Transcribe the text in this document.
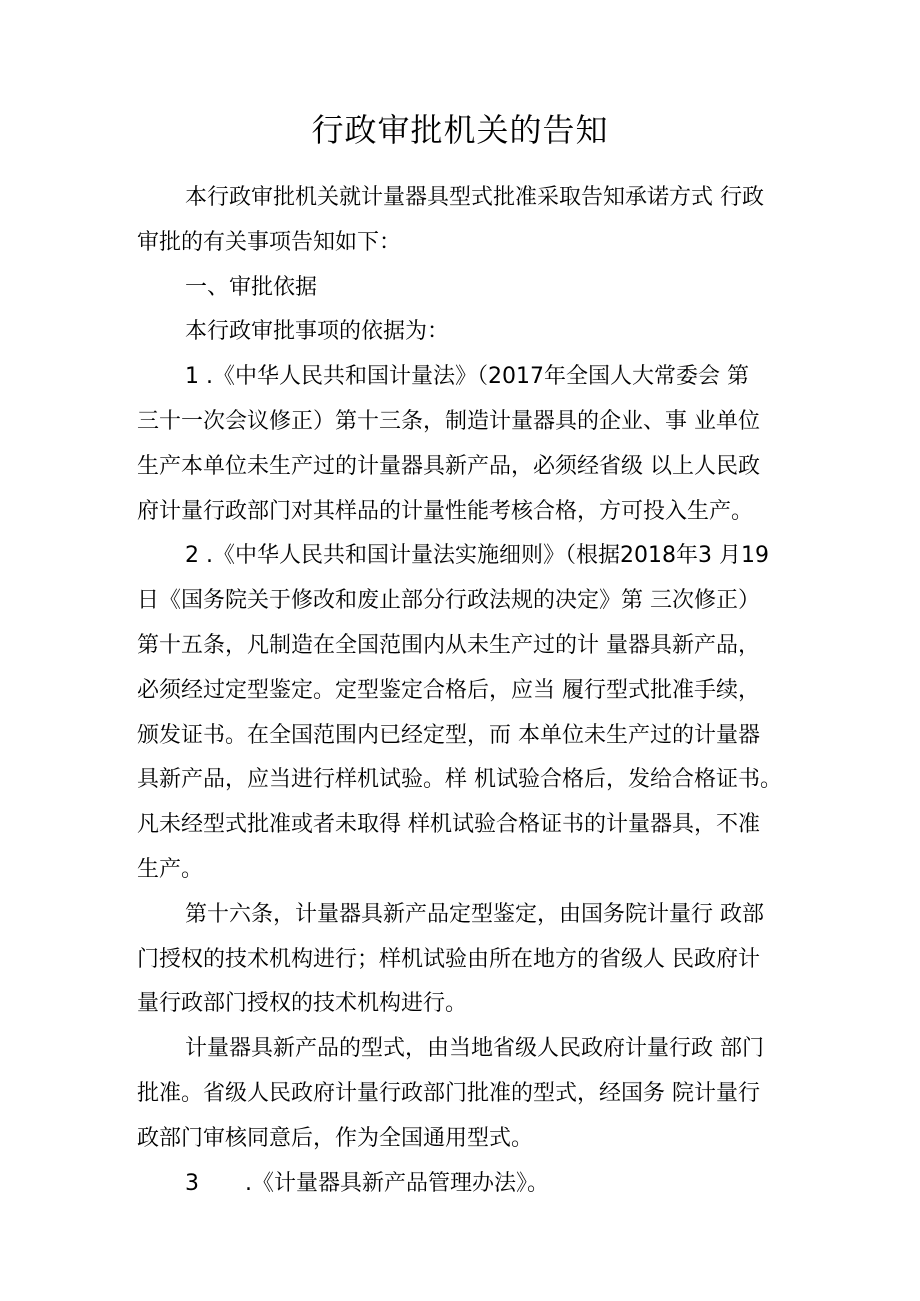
行政审批机关的告知

本行政审批机关就计量器具型式批准采取告知承诺方式 行政
审批的有关事项告知如下：

一、审批依据

本行政审批事项的依据为：

1 .《中华人民共和国计量法》（2017年全国人大常委会 第
三十一次会议修正）第十三条，制造计量器具的企业、事 业单位
生产本单位未生产过的计量器具新产品，必须经省级 以上人民政
府计量行政部门对其样品的计量性能考核合格，方可投入生产。

2 .《中华人民共和国计量法实施细则》（根据2018年3 月19
日《国务院关于修改和废止部分行政法规的决定》第 三次修正）
第十五条，凡制造在全国范围内从未生产过的计 量器具新产品，
必须经过定型鉴定。定型鉴定合格后，应当 履行型式批准手续，
颁发证书。在全国范围内已经定型，而 本单位未生产过的计量器
具新产品，应当进行样机试验。样 机试验合格后，发给合格证书。
凡未经型式批准或者未取得 样机试验合格证书的计量器具，不准
生产。

第十六条，计量器具新产品定型鉴定，由国务院计量行 政部
门授权的技术机构进行；样机试验由所在地方的省级人 民政府计
量行政部门授权的技术机构进行。

计量器具新产品的型式，由当地省级人民政府计量行政 部门
批准。省级人民政府计量行政部门批准的型式，经国务 院计量行
政部门审核同意后，作为全国通用型式。

3 .《计量器具新产品管理办法》。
::::::::::
Copy the listing in full and without alteration, omitting every picture.

Solution to this problem:
Transcribe the text in this document.
行政审批机关的告知

本行政审批机关就计量器具型式批准采取告知承诺方式 行政
审批的有关事项告知如下：

一、审批依据

本行政审批事项的依据为：

1 .《中华人民共和国计量法》（2017年全国人大常委会 第
三十一次会议修正）第十三条，制造计量器具的企业、事 业单位
生产本单位未生产过的计量器具新产品，必须经省级 以上人民政
府计量行政部门对其样品的计量性能考核合格，方可投入生产。

2 .《中华人民共和国计量法实施细则》（根据2018年3 月19
日《国务院关于修改和废止部分行政法规的决定》第 三次修正）
第十五条，凡制造在全国范围内从未生产过的计 量器具新产品，
必须经过定型鉴定。定型鉴定合格后，应当 履行型式批准手续，
颁发证书。在全国范围内已经定型，而 本单位未生产过的计量器
具新产品，应当进行样机试验。样 机试验合格后，发给合格证书。
凡未经型式批准或者未取得 样机试验合格证书的计量器具，不准
生产。

第十六条，计量器具新产品定型鉴定，由国务院计量行 政部
门授权的技术机构进行；样机试验由所在地方的省级人 民政府计
量行政部门授权的技术机构进行。

计量器具新产品的型式，由当地省级人民政府计量行政 部门
批准。省级人民政府计量行政部门批准的型式，经国务 院计量行
政部门审核同意后，作为全国通用型式。

3 .《计量器具新产品管理办法》。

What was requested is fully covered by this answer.